Direction:
Copy out all lines carrying the word "kostomuksha".
# start of Excerpted data
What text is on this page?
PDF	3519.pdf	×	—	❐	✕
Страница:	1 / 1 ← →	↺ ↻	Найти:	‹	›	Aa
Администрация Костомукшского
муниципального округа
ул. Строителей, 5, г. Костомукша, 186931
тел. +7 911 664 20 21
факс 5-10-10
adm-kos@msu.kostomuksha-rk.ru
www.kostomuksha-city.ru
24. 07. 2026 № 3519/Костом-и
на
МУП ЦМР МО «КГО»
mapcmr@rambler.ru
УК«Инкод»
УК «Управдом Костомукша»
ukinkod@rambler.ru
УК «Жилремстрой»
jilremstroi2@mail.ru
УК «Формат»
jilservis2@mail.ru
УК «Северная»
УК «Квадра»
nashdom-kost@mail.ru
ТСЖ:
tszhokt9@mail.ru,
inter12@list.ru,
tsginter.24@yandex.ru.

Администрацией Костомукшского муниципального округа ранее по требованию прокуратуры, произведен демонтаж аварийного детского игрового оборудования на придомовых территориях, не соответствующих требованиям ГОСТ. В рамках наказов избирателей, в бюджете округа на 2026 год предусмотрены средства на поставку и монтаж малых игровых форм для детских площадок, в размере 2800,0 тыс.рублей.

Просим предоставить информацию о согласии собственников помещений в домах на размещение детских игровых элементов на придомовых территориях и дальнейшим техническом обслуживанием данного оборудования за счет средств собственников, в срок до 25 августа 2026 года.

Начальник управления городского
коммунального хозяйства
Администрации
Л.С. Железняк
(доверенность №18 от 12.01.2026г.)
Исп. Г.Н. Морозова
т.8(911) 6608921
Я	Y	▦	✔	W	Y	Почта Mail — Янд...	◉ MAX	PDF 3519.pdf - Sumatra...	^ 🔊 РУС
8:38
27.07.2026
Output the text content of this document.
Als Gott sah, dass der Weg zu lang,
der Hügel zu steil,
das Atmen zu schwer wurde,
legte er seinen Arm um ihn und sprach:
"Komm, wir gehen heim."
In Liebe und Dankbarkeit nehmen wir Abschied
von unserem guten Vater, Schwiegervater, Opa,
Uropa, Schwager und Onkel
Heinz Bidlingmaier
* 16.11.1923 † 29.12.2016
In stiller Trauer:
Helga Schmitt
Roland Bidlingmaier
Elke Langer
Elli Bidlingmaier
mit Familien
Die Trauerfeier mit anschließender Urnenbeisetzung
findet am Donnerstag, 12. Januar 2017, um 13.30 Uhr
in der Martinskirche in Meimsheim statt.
# end of Excerpted data
# start of Excerpted data
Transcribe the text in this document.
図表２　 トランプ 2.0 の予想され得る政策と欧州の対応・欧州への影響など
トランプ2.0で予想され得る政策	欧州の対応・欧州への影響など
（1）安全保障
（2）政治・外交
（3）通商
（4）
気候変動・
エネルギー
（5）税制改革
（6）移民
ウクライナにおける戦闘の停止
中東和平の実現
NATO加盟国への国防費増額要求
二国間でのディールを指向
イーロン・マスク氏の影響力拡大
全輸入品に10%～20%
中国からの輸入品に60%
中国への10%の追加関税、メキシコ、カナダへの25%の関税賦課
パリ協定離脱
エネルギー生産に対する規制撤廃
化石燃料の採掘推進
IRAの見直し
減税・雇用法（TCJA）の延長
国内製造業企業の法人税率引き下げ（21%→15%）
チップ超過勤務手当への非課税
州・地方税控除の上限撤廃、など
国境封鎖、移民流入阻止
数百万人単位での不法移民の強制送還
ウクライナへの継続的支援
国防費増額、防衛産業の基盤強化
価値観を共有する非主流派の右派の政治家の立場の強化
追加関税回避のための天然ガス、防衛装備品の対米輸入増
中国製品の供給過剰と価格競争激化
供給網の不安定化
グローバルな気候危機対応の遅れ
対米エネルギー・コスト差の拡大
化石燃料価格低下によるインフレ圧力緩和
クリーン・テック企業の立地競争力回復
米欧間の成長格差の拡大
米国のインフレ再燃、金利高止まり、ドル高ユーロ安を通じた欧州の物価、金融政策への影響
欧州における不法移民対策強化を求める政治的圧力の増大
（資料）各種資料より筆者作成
# end of Excerpted data
Output for this task:
adm-kos@msu.kostomuksha-rk.ru
www.kostomuksha-city.ru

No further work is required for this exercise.